# Work to complete:
Write out each line word for word. Drop pictures.
-- START OF Entries provided --
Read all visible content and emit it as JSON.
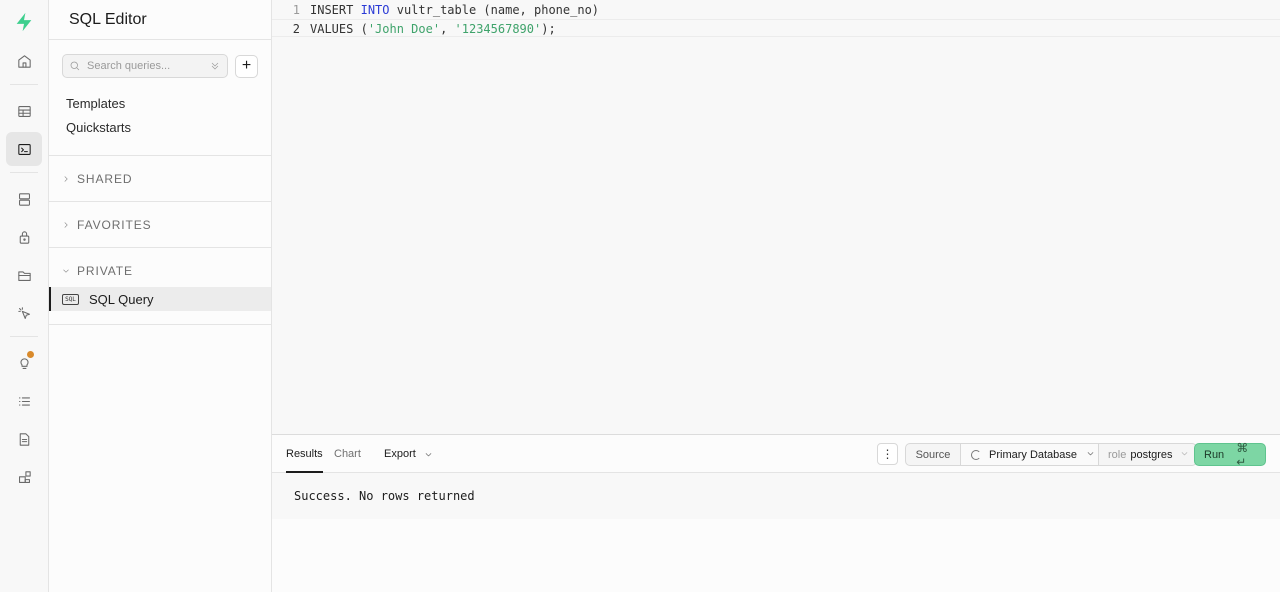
{
  "sidebar": {
    "title": "SQL Editor",
    "search_placeholder": "Search queries...",
    "add_label": "+",
    "links": [
      "Templates",
      "Quickstarts"
    ],
    "sections": {
      "shared": "SHARED",
      "favorites": "FAVORITES",
      "private": "PRIVATE"
    },
    "query_icon_text": "SQL",
    "active_query": "SQL Query"
  },
  "editor": {
    "line_numbers": [
      "1",
      "2"
    ],
    "line1": {
      "kw1": "INSERT",
      "kw2": "INTO",
      "rest": " vultr_table (name, phone_no)"
    },
    "line2": {
      "kw": "VALUES",
      "open": " (",
      "str1": "'John Doe'",
      "sep": ", ",
      "str2": "'1234567890'",
      "close": ");"
    }
  },
  "results": {
    "tabs": [
      "Results",
      "Chart"
    ],
    "export_label": "Export",
    "dots_label": "⋮",
    "source_label": "Source",
    "database_label": "Primary Database",
    "role_prefix": "role",
    "role_value": "postgres",
    "run_label": "Run",
    "run_shortcut": "⌘ ↵",
    "message": "Success. No rows returned"
  },
  "colors": {
    "accent_green": "#7dd6a4",
    "keyword_blue": "#2b3bd6",
    "string_green": "#3fa36b",
    "notification_dot": "#d98a2b"
  },
  "rail_icons": [
    "logo-bolt-icon",
    "home-icon",
    "table-icon",
    "terminal-icon",
    "database-icon",
    "lock-icon",
    "folder-icon",
    "cursor-icon",
    "lightbulb-icon",
    "list-icon",
    "document-icon",
    "extensions-icon"
  ]
}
-- END OF Entries provided --
# Written solution:
Read all visible content and emit it as JSON.
{
  "sidebar": {
    "title": "SQL Editor",
    "search_placeholder": "Search queries...",
    "add_label": "+",
    "links": [
      "Templates",
      "Quickstarts"
    ],
    "sections": {
      "shared": "SHARED",
      "favorites": "FAVORITES",
      "private": "PRIVATE"
    },
    "query_icon_text": "SQL",
    "active_query": "SQL Query"
  },
  "editor": {
    "line_numbers": [
      "1",
      "2"
    ],
    "line1": {
      "kw1": "INSERT",
      "kw2": "INTO",
      "rest": " vultr_table (name, phone_no)"
    },
    "line2": {
      "kw": "VALUES",
      "open": " (",
      "str1": "'John Doe'",
      "sep": ", ",
      "str2": "'1234567890'",
      "close": ");"
    }
  },
  "results": {
    "tabs": [
      "Results",
      "Chart"
    ],
    "export_label": "Export",
    "dots_label": "⋮",
    "source_label": "Source",
    "database_label": "Primary Database",
    "role_prefix": "role",
    "role_value": "postgres",
    "run_label": "Run",
    "run_shortcut": "⌘ ↵",
    "message": "Success. No rows returned"
  },
  "colors": {
    "accent_green": "#7dd6a4",
    "keyword_blue": "#2b3bd6",
    "string_green": "#3fa36b",
    "notification_dot": "#d98a2b"
  },
  "rail_icons": [
    "logo-bolt-icon",
    "home-icon",
    "table-icon",
    "terminal-icon",
    "database-icon",
    "lock-icon",
    "folder-icon",
    "cursor-icon",
    "lightbulb-icon",
    "list-icon",
    "document-icon",
    "extensions-icon"
  ]
}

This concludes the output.